→ **WHAT IS REQUIRED**: Find all lines in the records that include the word "name", and copy them out.

▼

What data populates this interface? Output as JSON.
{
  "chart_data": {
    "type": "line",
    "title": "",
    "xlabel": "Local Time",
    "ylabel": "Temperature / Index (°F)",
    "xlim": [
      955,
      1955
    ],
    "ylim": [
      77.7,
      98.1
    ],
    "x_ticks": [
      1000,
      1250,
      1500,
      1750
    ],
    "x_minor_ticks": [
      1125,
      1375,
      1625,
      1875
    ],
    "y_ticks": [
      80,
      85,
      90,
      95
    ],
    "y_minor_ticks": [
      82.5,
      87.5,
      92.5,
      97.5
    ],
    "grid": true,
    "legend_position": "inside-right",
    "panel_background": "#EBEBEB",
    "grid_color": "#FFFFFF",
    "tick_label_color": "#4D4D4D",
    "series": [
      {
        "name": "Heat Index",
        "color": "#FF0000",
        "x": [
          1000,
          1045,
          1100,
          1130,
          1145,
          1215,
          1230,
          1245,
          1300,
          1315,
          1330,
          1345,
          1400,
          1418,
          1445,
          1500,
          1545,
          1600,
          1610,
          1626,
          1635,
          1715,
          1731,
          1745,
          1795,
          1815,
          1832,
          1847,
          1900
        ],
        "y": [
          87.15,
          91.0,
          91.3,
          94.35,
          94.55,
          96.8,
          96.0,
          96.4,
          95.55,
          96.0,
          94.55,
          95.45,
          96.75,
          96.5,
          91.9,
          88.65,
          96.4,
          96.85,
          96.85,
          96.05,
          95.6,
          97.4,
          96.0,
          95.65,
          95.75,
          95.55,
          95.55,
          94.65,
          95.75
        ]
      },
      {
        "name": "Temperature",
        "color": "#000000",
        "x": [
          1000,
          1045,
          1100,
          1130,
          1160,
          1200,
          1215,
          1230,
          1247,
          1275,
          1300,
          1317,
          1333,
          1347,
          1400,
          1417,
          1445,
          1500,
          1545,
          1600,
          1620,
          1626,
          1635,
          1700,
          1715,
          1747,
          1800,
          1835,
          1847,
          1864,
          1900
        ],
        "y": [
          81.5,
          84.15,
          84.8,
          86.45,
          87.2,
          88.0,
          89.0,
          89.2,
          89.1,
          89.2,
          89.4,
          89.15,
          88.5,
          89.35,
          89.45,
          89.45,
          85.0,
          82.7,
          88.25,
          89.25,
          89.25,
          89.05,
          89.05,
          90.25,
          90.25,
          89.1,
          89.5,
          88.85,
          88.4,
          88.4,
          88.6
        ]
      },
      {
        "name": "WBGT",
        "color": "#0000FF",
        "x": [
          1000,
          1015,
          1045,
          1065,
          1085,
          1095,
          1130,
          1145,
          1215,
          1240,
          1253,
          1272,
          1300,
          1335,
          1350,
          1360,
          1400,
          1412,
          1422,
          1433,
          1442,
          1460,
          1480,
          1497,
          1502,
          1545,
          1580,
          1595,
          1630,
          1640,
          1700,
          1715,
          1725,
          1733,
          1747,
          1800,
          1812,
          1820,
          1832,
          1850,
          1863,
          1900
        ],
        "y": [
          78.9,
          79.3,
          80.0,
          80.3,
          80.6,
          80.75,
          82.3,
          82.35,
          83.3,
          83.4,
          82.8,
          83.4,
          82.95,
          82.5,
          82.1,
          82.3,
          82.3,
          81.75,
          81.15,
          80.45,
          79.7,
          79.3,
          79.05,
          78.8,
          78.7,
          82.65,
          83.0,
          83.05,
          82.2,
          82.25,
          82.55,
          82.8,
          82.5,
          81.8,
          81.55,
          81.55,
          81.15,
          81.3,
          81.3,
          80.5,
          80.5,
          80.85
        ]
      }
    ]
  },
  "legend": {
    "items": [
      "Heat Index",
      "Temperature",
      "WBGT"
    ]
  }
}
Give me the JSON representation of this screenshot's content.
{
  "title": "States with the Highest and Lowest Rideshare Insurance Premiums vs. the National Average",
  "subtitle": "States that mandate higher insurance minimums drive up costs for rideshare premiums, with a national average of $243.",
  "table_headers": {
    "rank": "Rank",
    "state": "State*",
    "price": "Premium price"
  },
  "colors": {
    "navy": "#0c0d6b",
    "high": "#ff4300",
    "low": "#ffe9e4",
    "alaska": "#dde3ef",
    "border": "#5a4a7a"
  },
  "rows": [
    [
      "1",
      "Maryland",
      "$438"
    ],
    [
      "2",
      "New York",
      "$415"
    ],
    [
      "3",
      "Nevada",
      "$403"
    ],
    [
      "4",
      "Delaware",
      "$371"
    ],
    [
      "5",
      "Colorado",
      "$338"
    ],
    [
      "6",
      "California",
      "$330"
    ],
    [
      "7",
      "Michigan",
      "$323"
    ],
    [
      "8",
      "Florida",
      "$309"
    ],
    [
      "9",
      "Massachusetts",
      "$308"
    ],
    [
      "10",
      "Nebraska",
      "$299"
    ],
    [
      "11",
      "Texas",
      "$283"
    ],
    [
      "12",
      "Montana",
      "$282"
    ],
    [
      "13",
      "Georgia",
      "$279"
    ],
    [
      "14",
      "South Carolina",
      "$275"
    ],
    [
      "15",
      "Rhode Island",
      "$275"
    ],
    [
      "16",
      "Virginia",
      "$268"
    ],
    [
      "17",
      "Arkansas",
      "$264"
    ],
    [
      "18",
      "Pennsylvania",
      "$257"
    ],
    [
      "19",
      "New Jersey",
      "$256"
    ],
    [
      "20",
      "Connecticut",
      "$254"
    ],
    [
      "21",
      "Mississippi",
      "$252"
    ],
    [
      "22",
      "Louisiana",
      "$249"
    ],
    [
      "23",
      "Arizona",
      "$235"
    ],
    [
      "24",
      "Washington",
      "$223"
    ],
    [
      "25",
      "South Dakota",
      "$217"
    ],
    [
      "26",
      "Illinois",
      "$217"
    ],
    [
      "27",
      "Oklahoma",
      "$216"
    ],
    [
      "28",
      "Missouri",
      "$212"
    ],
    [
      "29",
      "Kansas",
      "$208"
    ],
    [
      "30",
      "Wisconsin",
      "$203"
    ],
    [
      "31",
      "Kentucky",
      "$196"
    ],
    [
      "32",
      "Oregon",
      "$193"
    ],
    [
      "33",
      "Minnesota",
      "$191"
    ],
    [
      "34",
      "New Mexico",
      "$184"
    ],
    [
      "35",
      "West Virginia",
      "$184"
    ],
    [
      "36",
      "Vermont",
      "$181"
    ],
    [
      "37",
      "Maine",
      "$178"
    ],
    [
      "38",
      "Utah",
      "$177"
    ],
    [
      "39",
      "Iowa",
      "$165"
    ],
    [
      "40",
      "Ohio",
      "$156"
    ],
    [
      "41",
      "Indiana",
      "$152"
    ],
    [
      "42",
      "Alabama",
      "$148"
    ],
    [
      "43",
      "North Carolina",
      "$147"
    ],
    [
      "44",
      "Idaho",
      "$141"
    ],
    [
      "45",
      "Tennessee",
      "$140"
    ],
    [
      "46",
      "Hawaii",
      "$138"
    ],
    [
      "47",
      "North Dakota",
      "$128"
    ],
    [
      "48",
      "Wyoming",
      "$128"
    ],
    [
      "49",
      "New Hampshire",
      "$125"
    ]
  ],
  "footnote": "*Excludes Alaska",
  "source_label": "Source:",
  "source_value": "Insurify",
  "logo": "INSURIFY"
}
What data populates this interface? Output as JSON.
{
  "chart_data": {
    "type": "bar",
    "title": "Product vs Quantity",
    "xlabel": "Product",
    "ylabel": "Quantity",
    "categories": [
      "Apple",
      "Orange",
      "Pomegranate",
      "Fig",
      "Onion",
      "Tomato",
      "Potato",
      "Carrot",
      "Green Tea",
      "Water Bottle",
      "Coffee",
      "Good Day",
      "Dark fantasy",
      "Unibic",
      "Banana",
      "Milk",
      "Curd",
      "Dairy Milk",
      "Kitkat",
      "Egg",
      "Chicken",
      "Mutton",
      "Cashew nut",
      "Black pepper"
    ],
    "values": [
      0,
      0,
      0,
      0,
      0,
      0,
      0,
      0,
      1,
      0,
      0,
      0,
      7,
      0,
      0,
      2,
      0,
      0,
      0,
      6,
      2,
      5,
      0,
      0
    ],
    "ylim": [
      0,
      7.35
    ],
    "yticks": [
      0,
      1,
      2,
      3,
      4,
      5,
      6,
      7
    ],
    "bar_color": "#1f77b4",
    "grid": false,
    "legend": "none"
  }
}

▲

→ **ANSWER TO THE PROBLEM**:
        "name": "Heat Index",
        "name": "Temperature",
        "name": "WBGT",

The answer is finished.